Gather up the lines that contain "cùng".

[Saved entries]
#####
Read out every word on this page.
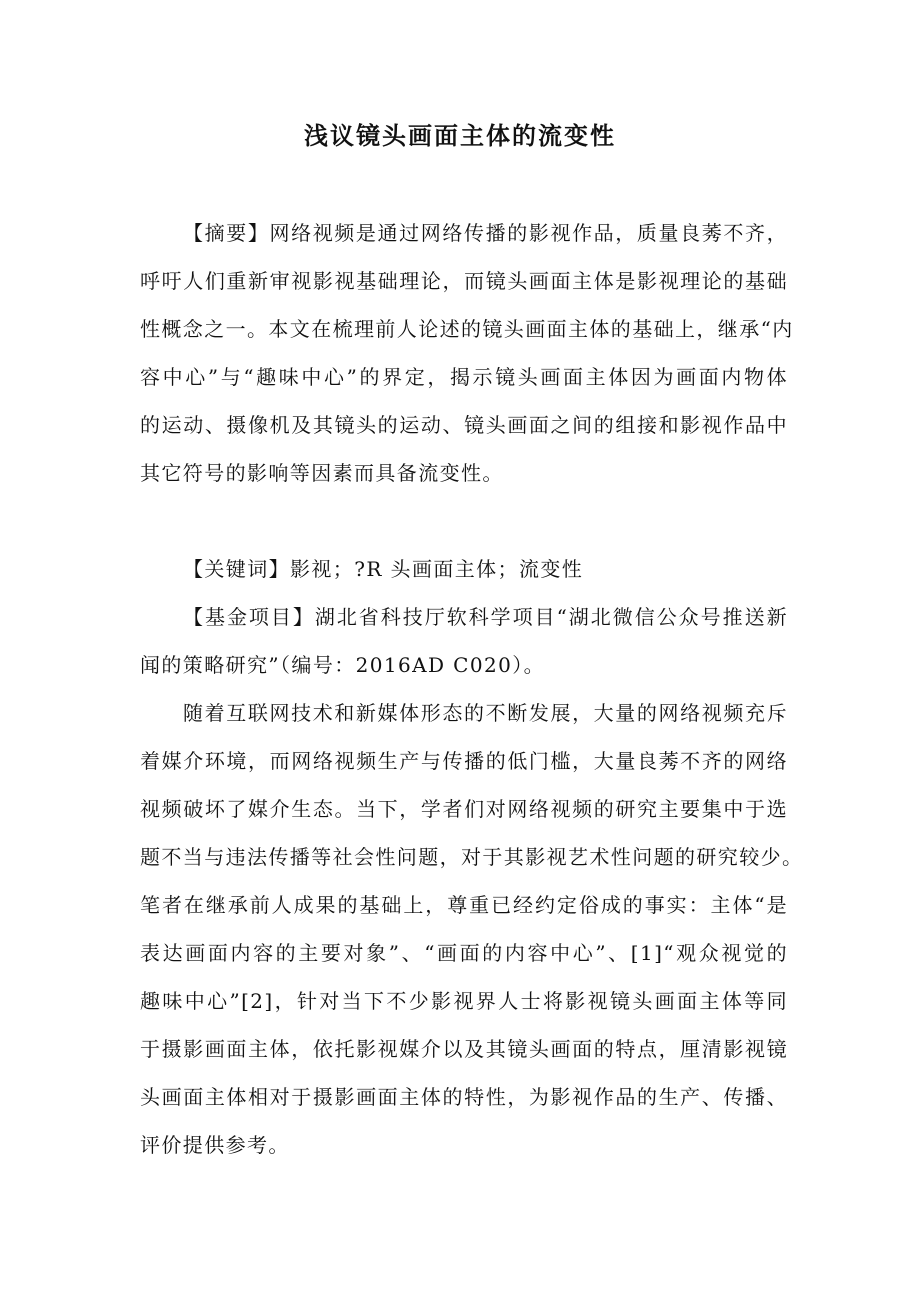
浅议镜头画面主体的流变性
【摘要】网络视频是通过网络传播的影视作品，质量良莠不齐，
呼吁人们重新审视影视基础理论，而镜头画面主体是影视理论的基础
性概念之一。本文在梳理前人论述的镜头画面主体的基础上，继承“内
容中心”与“趣味中心”的界定，揭示镜头画面主体因为画面内物体
的运动、摄像机及其镜头的运动、镜头画面之间的组接和影视作品中
其它符号的影响等因素而具备流变性。
【关键词】影视；?R 头画面主体；流变性
【基金项目】湖北省科技厅软科学项目“湖北微信公众号推送新
闻的策略研究”（编号：2016AD C020）。
随着互联网技术和新媒体形态的不断发展，大量的网络视频充斥
着媒介环境，而网络视频生产与传播的低门槛，大量良莠不齐的网络
视频破坏了媒介生态。当下，学者们对网络视频的研究主要集中于选
题不当与违法传播等社会性问题，对于其影视艺术性问题的研究较少。
笔者在继承前人成果的基础上，尊重已经约定俗成的事实：主体“是
表达画面内容的主要对象”、“画面的内容中心”、[1]“观众视觉的
趣味中心”[2]，针对当下不少影视界人士将影视镜头画面主体等同
于摄影画面主体，依托影视媒介以及其镜头画面的特点，厘清影视镜
头画面主体相对于摄影画面主体的特性，为影视作品的生产、传播、
评价提供参考。
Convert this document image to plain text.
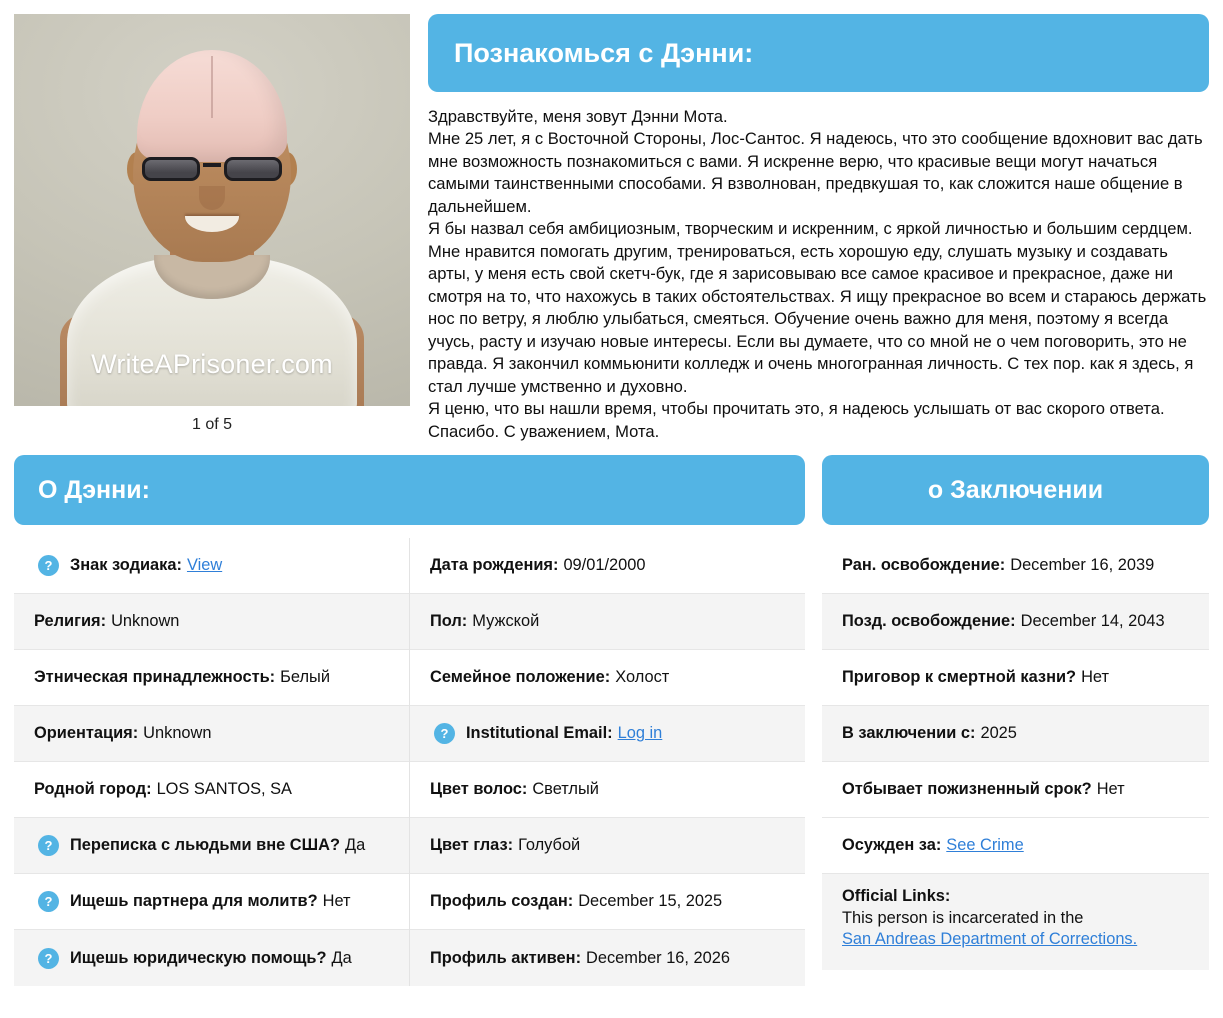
WriteAPrisoner.com
1 of 5
Познакомься с Дэнни:

Здравствуйте, меня зовут Дэнни Мота.

Мне 25 лет, я с Восточной Стороны, Лос-Сантос. Я надеюсь, что это сообщение вдохновит вас дать мне возможность познакомиться с вами. Я искренне верю, что красивые вещи могут начаться самыми таинственными способами. Я взволнован, предвкушая то, как сложится наше общение в дальнейшем.

Я бы назвал себя амбициозным, творческим и искренним, с яркой личностью и большим сердцем. Мне нравится помогать другим, тренироваться, есть хорошую еду, слушать музыку и создавать арты, у меня есть свой скетч-бук, где я зарисовываю все самое красивое и прекрасное, даже ни смотря на то, что нахожусь в таких обстоятельствах. Я ищу прекрасное во всем и стараюсь держать нос по ветру, я люблю улыбаться, смеяться. Обучение очень важно для меня, поэтому я всегда учусь, расту и изучаю новые интересы. Если вы думаете, что со мной не о чем поговорить, это не правда. Я закончил коммьюнити колледж и очень многогранная личность. С тех пор. как я здесь, я стал лучше умственно и духовно.

Я ценю, что вы нашли время, чтобы прочитать это, я надеюсь услышать от вас скорого ответа. Спасибо. С уважением, Мота.

О Дэнни:	о Заключении
?	Знак зодиака: View
Религия: Unknown
Этническая принадлежность: Белый
Ориентация: Unknown
Родной город: LOS SANTOS, SA
?	Переписка с льюдьми вне США? Да
?	Ищешь партнера для молитв? Нет
?	Ищешь юридическую помощь? Да
Дата рождения: 09/01/2000
Пол: Мужской
Семейное положение: Холост
?	Institutional Email: Log in
Цвет волос: Светлый
Цвет глаз: Голубой
Профиль создан: December 15, 2025
Профиль активен: December 16, 2026
Ран. освобождение: December 16, 2039
Позд. освобождение: December 14, 2043
Приговор к смертной казни? Нет
В заключении с: 2025
Отбывает пожизненный срок? Нет
Осужден за: See Crime
Official Links:
This person is incarcerated in the
San Andreas Department of Corrections.
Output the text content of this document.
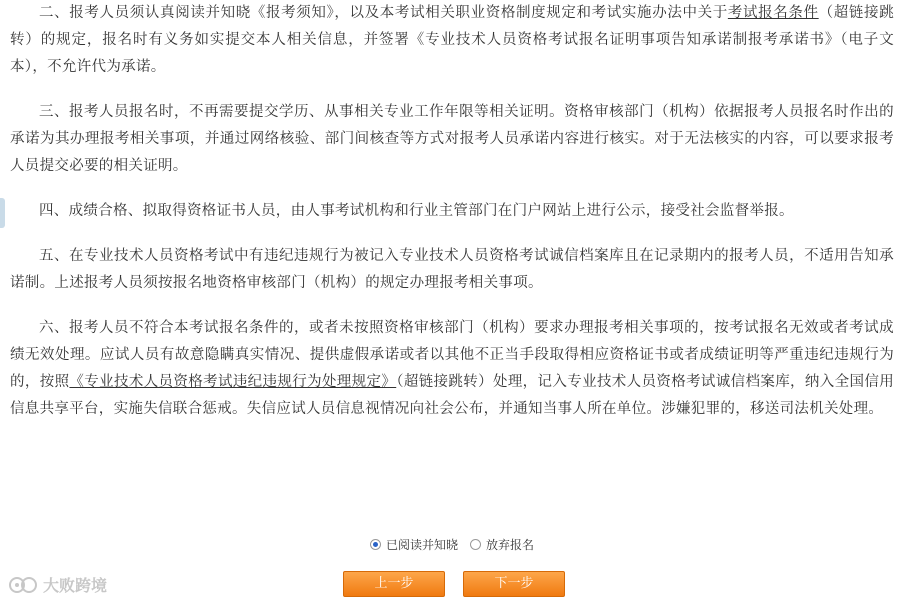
二、报考人员须认真阅读并知晓《报考须知》，以及本考试相关职业资格制度规定和考试实施办法中关于考试报名条件（超链接跳转）的规定，报名时有义务如实提交本人相关信息，并签署《专业技术人员资格考试报名证明事项告知承诺制报考承诺书》（电子文本），不允许代为承诺。

三、报考人员报名时，不再需要提交学历、从事相关专业工作年限等相关证明。资格审核部门（机构）依据报考人员报名时作出的承诺为其办理报考相关事项，并通过网络核验、部门间核查等方式对报考人员承诺内容进行核实。对于无法核实的内容，可以要求报考人员提交必要的相关证明。

四、成绩合格、拟取得资格证书人员，由人事考试机构和行业主管部门在门户网站上进行公示，接受社会监督举报。

五、在专业技术人员资格考试中有违纪违规行为被记入专业技术人员资格考试诚信档案库且在记录期内的报考人员，不适用告知承诺制。上述报考人员须按报名地资格审核部门（机构）的规定办理报考相关事项。

六、报考人员不符合本考试报名条件的，或者未按照资格审核部门（机构）要求办理报考相关事项的，按考试报名无效或者考试成绩无效处理。应试人员有故意隐瞒真实情况、提供虚假承诺或者以其他不正当手段取得相应资格证书或者成绩证明等严重违纪违规行为的，按照《专业技术人员资格考试违纪违规行为处理规定》（超链接跳转）处理，记入专业技术人员资格考试诚信档案库，纳入全国信用信息共享平台，实施失信联合惩戒。失信应试人员信息视情况向社会公布，并通知当事人所在单位。涉嫌犯罪的，移送司法机关处理。

已阅读并知晓 放弃报名
上一步	下一步
大败跨境
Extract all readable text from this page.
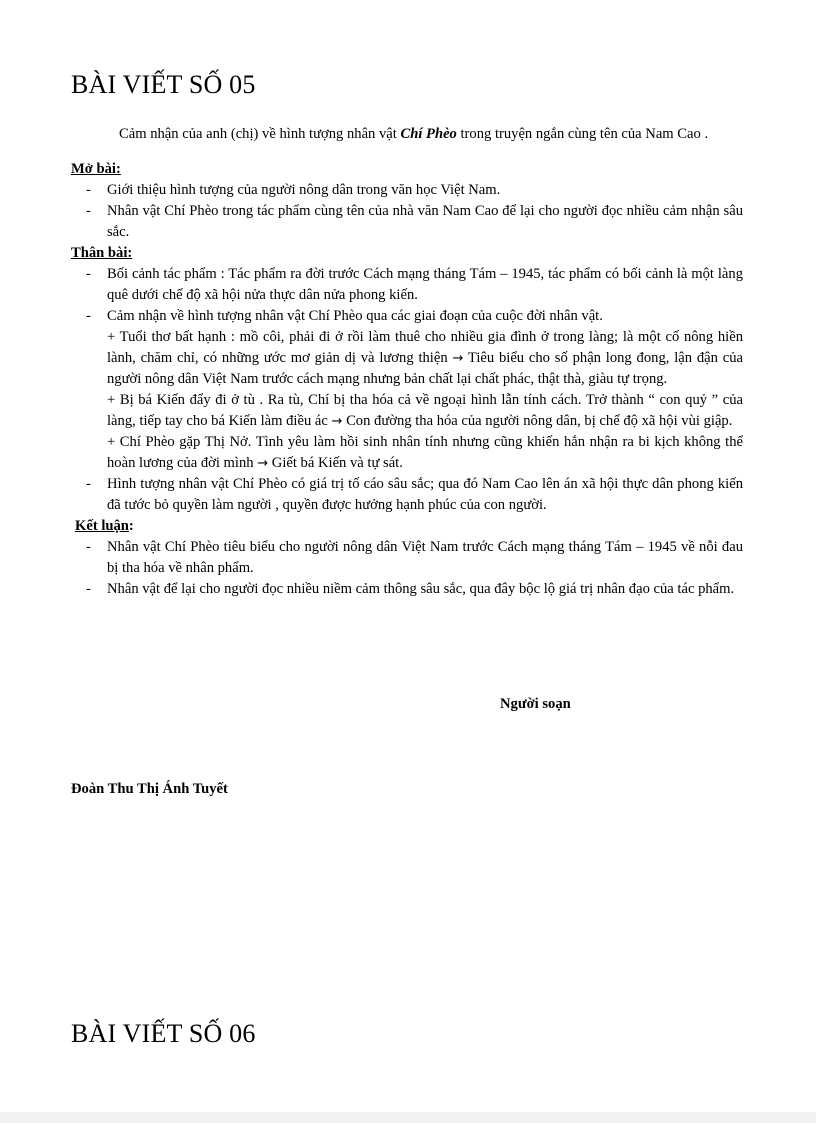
BÀI VIẾT SỐ 05

Cảm nhận của anh (chị) về hình tượng nhân vật Chí Phèo trong truyện ngắn cùng tên của Nam Cao .

Mở bài:
- Giới thiệu hình tượng của người nông dân trong văn học Việt Nam.
- Nhân vật Chí Phèo trong tác phẩm cùng tên của nhà văn Nam Cao để lại cho người đọc nhiều cảm nhận sâu sắc.
Thân bài:
- Bối cảnh tác phẩm : Tác phẩm ra đời trước Cách mạng tháng Tám – 1945, tác phẩm có bối cảnh là một làng quê dưới chế độ xã hội nửa thực dân nửa phong kiến.
- Cảm nhận về hình tượng nhân vật Chí Phèo qua các giai đoạn của cuộc đời nhân vật.

+ Tuổi thơ bất hạnh : mồ côi, phải đi ở rồi làm thuê cho nhiều gia đình ở trong làng; là một cố nông hiền lành, chăm chỉ, có những ước mơ giản dị và lương thiện → Tiêu biểu cho số phận long đong, lận đận của người nông dân Việt Nam trước cách mạng nhưng bản chất lại chất phác, thật thà, giàu tự trọng.

+ Bị bá Kiến đẩy đi ở tù . Ra tù, Chí bị tha hóa cả về ngoại hình lẫn tính cách. Trở thành “ con quỷ ” của làng, tiếp tay cho bá Kiến làm điều ác → Con đường tha hóa của người nông dân, bị chế độ xã hội vùi giập.

+ Chí Phèo gặp Thị Nở. Tình yêu làm hồi sinh nhân tính nhưng cũng khiến hắn nhận ra bi kịch không thể hoàn lương của đời mình → Giết bá Kiến và tự sát.

- Hình tượng nhân vật Chí Phèo có giá trị tố cáo sâu sắc; qua đó Nam Cao lên án xã hội thực dân phong kiến đã tước bỏ quyền làm người , quyền được hưởng hạnh phúc của con người.
Kết luận:
- Nhân vật Chí Phèo tiêu biểu cho người nông dân Việt Nam trước Cách mạng tháng Tám – 1945 về nỗi đau bị tha hóa về nhân phẩm.
- Nhân vật để lại cho người đọc nhiều niềm cảm thông sâu sắc, qua đây bộc lộ giá trị nhân đạo của tác phẩm.
Người soạn
Đoàn Thu Thị Ánh Tuyết
BÀI VIẾT SỐ 06
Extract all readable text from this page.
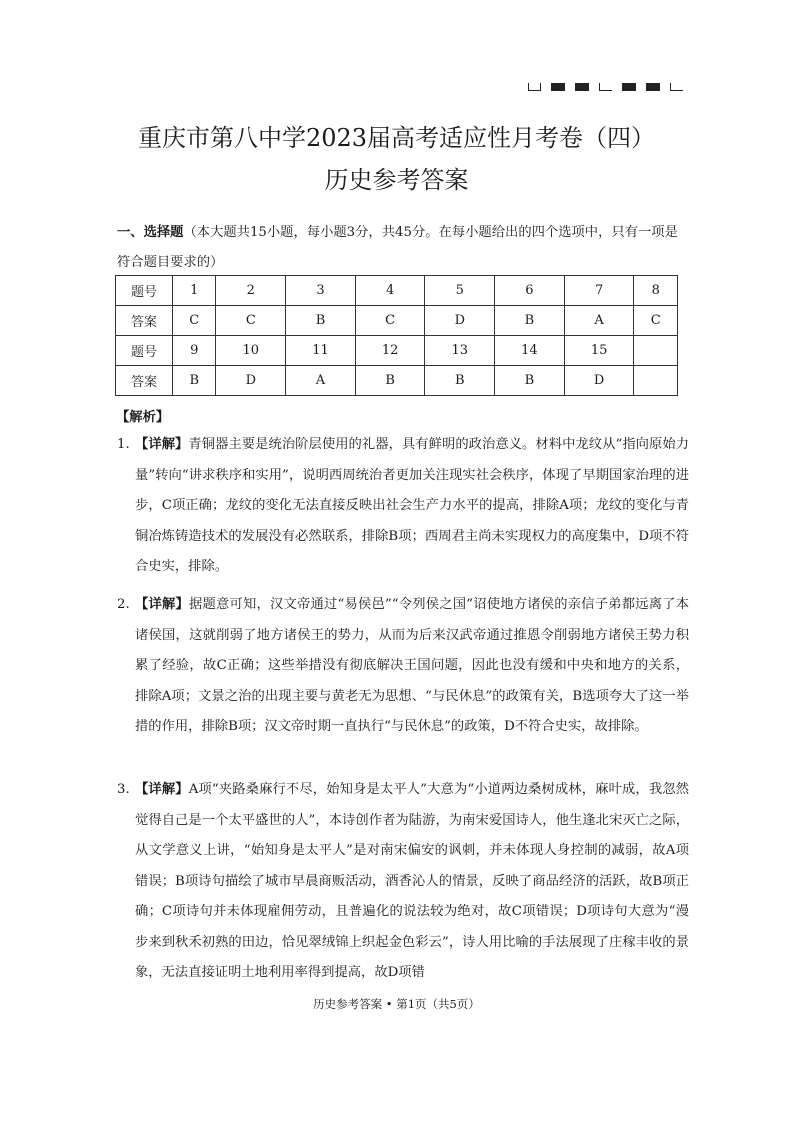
重庆市第八中学2023届高考适应性月考卷（四）
历史参考答案
一、选择题（本大题共15小题，每小题3分，共45分。在每小题给出的四个选项中，只有一项是符合题目要求的）
题号	1	2	3	4	5	6	7	8
答案	C	C	B	C	D	B	A	C
题号	9	10	11	12	13	14	15	
答案	B	D	A	B	B	B	D	
【解析】
1. 【详解】青铜器主要是统治阶层使用的礼器，具有鲜明的政治意义。材料中龙纹从“指向原始力量”转向“讲求秩序和实用”，说明西周统治者更加关注现实社会秩序，体现了早期国家治理的进步，C项正确；龙纹的变化无法直接反映出社会生产力水平的提高，排除A项；龙纹的变化与青铜冶炼铸造技术的发展没有必然联系，排除B项；西周君主尚未实现权力的高度集中，D项不符合史实，排除。
2. 【详解】据题意可知，汉文帝通过“易侯邑”“令列侯之国”诏使地方诸侯的亲信子弟都远离了本诸侯国，这就削弱了地方诸侯王的势力，从而为后来汉武帝通过推恩令削弱地方诸侯王势力积累了经验，故C正确；这些举措没有彻底解决王国问题，因此也没有缓和中央和地方的关系，排除A项；文景之治的出现主要与黄老无为思想、“与民休息”的政策有关，B选项夸大了这一举措的作用，排除B项；汉文帝时期一直执行“与民休息”的政策，D不符合史实，故排除。
3. 【详解】A项“夹路桑麻行不尽，始知身是太平人”大意为“小道两边桑树成林，麻叶成，我忽然觉得自己是一个太平盛世的人”，本诗创作者为陆游，为南宋爱国诗人，他生逢北宋灭亡之际，从文学意义上讲，“始知身是太平人”是对南宋偏安的讽刺，并未体现人身控制的减弱，故A项错误；B项诗句描绘了城市早晨商贩活动，酒香沁人的情景，反映了商品经济的活跃，故B项正确；C项诗句并未体现雇佣劳动，且普遍化的说法较为绝对，故C项错误；D项诗句大意为“漫步来到秋禾初熟的田边，恰见翠绒锦上织起金色彩云”，诗人用比喻的手法展现了庄稼丰收的景象，无法直接证明土地利用率得到提高，故D项错
历史参考答案 • 第1页（共5页）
#####
**Reply**
Cảm nhận của anh (chị) về hình tượng nhân vật Chí Phèo trong truyện ngắn cùng tên của Nam Cao .
- Nhân vật Chí Phèo trong tác phẩm cùng tên của nhà văn Nam Cao để lại cho người đọc nhiều cảm nhận sâu sắc.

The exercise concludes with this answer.